▶ **Request**: Write only the number of lines in the records beneath that hold "What".

▶ **Materials provided**:
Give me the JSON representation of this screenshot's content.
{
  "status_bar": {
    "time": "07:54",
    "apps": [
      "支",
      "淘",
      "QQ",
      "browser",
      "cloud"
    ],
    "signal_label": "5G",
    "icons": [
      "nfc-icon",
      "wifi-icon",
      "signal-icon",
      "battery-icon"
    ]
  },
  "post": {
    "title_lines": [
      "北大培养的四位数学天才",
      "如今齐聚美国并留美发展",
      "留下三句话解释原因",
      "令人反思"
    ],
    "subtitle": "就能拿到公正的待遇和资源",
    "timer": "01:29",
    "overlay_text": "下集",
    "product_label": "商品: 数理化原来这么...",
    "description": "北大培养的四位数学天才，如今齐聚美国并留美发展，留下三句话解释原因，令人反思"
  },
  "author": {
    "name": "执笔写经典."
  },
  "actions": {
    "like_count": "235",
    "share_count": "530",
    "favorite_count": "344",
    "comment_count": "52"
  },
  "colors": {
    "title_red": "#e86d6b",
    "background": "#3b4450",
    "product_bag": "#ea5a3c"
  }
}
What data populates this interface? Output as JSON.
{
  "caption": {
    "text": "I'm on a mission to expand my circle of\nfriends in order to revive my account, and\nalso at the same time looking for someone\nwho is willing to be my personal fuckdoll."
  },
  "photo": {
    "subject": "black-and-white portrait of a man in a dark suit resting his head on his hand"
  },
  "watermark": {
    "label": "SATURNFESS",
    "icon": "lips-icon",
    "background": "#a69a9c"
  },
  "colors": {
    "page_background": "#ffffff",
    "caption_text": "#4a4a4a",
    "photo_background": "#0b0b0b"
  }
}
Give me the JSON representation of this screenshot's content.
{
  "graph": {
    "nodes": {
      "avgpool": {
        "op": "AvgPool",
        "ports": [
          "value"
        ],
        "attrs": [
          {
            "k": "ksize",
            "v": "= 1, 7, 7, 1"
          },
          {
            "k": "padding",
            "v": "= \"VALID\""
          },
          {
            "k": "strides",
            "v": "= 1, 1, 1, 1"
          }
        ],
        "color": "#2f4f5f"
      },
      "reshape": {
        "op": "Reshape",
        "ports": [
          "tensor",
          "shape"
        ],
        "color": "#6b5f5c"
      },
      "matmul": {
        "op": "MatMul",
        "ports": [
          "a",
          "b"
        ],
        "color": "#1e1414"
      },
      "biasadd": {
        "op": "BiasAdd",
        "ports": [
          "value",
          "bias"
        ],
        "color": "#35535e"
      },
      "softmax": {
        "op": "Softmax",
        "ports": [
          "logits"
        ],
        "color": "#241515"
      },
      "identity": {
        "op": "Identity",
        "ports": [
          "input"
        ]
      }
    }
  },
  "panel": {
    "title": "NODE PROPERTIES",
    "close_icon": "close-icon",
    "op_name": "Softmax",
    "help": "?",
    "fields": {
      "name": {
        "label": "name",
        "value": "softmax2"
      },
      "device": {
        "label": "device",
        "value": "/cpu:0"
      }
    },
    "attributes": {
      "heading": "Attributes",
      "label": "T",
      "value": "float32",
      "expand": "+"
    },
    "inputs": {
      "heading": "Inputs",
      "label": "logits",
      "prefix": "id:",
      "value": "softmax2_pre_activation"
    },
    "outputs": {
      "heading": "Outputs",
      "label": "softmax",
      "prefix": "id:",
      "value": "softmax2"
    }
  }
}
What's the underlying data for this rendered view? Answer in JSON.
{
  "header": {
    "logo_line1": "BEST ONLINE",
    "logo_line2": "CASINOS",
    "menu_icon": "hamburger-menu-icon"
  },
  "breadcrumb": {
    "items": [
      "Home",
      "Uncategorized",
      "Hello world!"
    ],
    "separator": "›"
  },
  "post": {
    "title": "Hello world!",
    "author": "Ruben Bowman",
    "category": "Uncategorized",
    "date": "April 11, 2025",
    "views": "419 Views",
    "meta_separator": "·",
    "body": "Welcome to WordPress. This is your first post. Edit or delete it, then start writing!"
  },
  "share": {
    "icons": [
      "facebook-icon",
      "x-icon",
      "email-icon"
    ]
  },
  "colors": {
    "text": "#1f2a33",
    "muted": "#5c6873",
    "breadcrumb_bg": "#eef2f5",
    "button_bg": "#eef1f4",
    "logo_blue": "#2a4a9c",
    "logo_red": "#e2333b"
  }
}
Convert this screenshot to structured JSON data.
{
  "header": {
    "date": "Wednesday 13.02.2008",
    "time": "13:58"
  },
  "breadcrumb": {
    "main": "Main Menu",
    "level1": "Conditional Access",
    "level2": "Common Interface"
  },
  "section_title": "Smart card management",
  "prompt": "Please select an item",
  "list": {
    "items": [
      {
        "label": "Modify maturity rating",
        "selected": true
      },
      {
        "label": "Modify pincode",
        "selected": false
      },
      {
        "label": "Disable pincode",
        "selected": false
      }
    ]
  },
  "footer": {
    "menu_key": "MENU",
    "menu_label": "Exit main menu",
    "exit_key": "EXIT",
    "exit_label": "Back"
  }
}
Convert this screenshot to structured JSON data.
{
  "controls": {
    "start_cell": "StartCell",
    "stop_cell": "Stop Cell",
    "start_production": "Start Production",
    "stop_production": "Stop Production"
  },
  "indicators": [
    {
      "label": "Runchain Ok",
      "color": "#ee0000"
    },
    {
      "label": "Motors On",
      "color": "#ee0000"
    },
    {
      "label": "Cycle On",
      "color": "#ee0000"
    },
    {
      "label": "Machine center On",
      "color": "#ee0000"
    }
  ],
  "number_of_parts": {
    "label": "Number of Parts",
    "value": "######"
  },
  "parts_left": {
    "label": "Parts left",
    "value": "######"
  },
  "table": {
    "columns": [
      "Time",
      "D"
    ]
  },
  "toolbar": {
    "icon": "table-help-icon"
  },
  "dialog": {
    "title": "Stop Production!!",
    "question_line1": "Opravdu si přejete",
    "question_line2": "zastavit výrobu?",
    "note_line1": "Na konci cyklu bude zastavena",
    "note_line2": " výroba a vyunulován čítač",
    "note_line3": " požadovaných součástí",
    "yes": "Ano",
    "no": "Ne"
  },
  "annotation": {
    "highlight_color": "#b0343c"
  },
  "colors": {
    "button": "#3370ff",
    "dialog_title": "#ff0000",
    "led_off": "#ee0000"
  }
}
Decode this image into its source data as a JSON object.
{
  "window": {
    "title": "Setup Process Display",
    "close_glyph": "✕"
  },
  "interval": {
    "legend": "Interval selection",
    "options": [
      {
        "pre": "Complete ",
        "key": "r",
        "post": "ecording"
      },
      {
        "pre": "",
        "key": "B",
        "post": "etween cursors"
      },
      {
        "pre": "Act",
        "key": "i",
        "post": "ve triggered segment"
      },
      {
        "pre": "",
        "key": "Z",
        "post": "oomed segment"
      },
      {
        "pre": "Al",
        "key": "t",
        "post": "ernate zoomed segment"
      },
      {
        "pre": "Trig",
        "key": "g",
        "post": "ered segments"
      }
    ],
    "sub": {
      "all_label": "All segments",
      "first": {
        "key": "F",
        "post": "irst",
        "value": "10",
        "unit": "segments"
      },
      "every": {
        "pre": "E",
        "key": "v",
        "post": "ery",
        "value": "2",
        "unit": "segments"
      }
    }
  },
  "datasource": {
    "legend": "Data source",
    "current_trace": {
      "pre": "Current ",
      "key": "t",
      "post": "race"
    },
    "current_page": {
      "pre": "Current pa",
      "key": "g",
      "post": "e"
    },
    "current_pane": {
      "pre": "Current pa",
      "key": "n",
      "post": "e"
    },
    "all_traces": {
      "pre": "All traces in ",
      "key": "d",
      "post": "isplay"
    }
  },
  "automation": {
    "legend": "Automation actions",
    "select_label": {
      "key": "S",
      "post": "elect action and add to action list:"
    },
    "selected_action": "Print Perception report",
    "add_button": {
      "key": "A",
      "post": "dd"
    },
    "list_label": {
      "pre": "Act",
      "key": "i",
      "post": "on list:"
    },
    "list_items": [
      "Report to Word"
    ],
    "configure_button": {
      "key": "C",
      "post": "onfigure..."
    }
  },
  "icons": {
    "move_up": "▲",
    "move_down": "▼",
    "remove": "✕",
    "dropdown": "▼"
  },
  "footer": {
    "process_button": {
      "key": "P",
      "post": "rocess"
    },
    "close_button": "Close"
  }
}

▶ **Task response**: 2